**EXCERPT PROVIDED**
START
Tag Archives: telecom

Pixel 3 128GB First Impressions

I’ve had the phone for 4 days, cheeky me.

The original plan was to not upgrade this year. My Pixel 2 had a failure in the camera in September (2 days before I left for Taipei and Hokkaido for family vacation). Google sent a replacement while I was away, and basically when the Pixel 3 was announced I had a 3-week old refurb Pixel 2 128GB Black. The phone has a 2-year warranty and that means I will be set even for the next Pixel.

From the keynote and marketing material, it was clear that the Pixel 3 was an incremental improvement over the 2. What’s more, all the cool software features, most of them were slated to be released on the 1 and 2 anyway. I didn’t have much of a reason to upgrade.

Then the sales hit. BOGO on Fi and Verizon? I decided to go in with my sister on Fi and reap that $800 credit. She was going to jump from a Nexus 6P, so it’s a huge jump. We ordered the day it was announced. Reselling the refurb plus the credits would basically pay for 90% of a new Pixel 3.

The downside was switching to Fi. I’m not entirely sure if I have signal inside the river crossing tunnel. I have not personally checked, it is spotty as is on Verizon, and half the time I was still clinging to the work VZW hotspot. At times it feels like I have signal in there, though… The other issue was losing my Google Voice capability. It’s forwarding to my work phone (which is VOIP software anyway). I used that number for work and I definitely can’t lose it, and I also can’t lose my personal number that I use for everything else.
END
**DATA PROVIDED**
START
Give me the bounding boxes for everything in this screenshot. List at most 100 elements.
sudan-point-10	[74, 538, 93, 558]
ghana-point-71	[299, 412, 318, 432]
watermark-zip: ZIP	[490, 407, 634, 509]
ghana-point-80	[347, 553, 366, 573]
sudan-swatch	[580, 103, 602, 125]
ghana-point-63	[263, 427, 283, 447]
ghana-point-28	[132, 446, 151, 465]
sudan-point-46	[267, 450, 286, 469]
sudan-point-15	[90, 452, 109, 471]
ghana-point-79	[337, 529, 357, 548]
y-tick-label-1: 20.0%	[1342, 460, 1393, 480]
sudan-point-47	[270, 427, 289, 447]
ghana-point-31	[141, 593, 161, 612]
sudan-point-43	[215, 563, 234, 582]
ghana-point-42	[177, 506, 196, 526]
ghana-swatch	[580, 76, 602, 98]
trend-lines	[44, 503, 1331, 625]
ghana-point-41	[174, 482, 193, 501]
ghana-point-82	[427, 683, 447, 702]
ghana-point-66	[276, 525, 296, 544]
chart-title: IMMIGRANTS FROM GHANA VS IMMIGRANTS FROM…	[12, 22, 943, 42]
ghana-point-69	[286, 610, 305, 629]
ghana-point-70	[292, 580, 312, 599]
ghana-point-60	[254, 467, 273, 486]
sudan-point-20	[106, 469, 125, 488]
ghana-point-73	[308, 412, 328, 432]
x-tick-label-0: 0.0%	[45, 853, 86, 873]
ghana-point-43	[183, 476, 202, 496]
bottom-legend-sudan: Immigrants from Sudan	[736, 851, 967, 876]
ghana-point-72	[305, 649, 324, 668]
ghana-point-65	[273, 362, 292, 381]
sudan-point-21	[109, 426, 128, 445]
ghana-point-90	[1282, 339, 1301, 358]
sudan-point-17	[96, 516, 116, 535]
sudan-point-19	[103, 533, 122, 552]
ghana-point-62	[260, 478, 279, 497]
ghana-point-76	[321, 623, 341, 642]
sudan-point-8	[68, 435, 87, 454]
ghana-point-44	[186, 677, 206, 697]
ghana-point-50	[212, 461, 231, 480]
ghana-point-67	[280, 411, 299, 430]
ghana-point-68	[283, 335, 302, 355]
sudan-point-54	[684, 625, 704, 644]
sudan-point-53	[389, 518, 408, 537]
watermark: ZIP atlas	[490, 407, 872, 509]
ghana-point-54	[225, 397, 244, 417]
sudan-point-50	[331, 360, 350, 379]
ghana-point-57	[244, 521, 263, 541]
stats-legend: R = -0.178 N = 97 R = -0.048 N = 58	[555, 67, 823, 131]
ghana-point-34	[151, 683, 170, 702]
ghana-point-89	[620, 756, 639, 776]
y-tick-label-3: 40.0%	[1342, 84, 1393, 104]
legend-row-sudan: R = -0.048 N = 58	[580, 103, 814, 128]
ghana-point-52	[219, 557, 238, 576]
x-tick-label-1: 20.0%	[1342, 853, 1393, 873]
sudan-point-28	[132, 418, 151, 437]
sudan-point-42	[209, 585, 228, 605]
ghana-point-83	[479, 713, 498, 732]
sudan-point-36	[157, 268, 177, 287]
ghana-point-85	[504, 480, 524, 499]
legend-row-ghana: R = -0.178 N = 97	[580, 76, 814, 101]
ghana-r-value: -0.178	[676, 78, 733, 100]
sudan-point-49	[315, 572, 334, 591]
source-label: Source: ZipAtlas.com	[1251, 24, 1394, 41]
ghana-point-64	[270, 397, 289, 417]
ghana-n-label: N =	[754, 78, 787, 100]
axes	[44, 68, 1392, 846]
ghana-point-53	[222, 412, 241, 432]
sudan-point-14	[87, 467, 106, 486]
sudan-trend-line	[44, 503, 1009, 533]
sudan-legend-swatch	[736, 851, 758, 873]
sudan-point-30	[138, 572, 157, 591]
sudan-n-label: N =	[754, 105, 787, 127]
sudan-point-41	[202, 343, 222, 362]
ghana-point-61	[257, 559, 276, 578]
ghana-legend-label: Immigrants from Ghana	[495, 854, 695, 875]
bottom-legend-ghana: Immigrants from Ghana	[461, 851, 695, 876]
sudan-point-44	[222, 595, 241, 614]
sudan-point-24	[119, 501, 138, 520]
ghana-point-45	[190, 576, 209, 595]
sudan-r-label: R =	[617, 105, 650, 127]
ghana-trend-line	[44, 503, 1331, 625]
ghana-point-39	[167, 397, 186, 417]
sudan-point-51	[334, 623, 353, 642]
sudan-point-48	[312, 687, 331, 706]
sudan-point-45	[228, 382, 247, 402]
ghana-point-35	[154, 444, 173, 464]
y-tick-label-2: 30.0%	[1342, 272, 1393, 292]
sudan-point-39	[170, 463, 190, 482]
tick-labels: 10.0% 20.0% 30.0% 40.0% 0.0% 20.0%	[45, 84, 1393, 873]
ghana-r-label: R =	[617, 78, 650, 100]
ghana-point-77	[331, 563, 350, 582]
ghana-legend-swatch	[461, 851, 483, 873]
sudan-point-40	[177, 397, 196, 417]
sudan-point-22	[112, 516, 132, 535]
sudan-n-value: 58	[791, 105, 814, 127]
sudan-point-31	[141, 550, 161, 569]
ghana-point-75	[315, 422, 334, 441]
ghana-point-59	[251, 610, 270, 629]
END
**OBJECTIVE**
Can you write the next part of the Pixel 3 first-impressions post, picking up right after the sentence ending "my personal number that I use for everything else."?

**RESPONSE TO THIS EXERCISE**
The upside to Fi was it’s a lot cheaper, and it has high speed data overseas included. It’s a major savings, as I pay 4500JPY for 7gb in Japan for 30 days (including voice and text). That’s a big fat zero on my next trip, now that I’ve paid the cost to verify my JP number (which means I still have to activate it once a year).

Swappa gave me about $410 in actual cash after the sale of the Pixel 2 (didn’t even took 24 hours to sell). The fees were 15 from Swappa, 15 for shipping (and insurance), and 13 from Paypal. This is nuts. The Pixel 3 128GB is 955 or so after tax. So I’m still on the hook for 145, or 15% of the cost. Maybe I should have held out for a better deal.

Onto the phone. Oh, just to detail the activation process, I followed first the invite email from my sister to set up the porting info. Then when it’s time to load the phone, I followed the on-screen prompts. It would let stuff run in the background while the rest of the phone is being set.

Basically after I got to the home screen, there was a notification waiting for me telling me there was an issue porting. Going to the notif takes me to th Fi app, and tells me what was wrong. Seems like invalid pin? I was suppose to put in my last 4 digits of social for Verizon porting, but I just set a pin on the Verizon account anyways and used that, and it worked minutes later.

In short, the phone is a refined Pixel 2, or what Pixel 2 really should have been. You can say that the Pixel line is a bit behind the release cadence. OnePlus for example, do 2 phones a year (6T looks good!). The next gen Galaxy phone is due in a few months. iPhone news comes out in September or early October. I would say the overall package of the Pixel 3 matches what is really, a better than-iPhone X.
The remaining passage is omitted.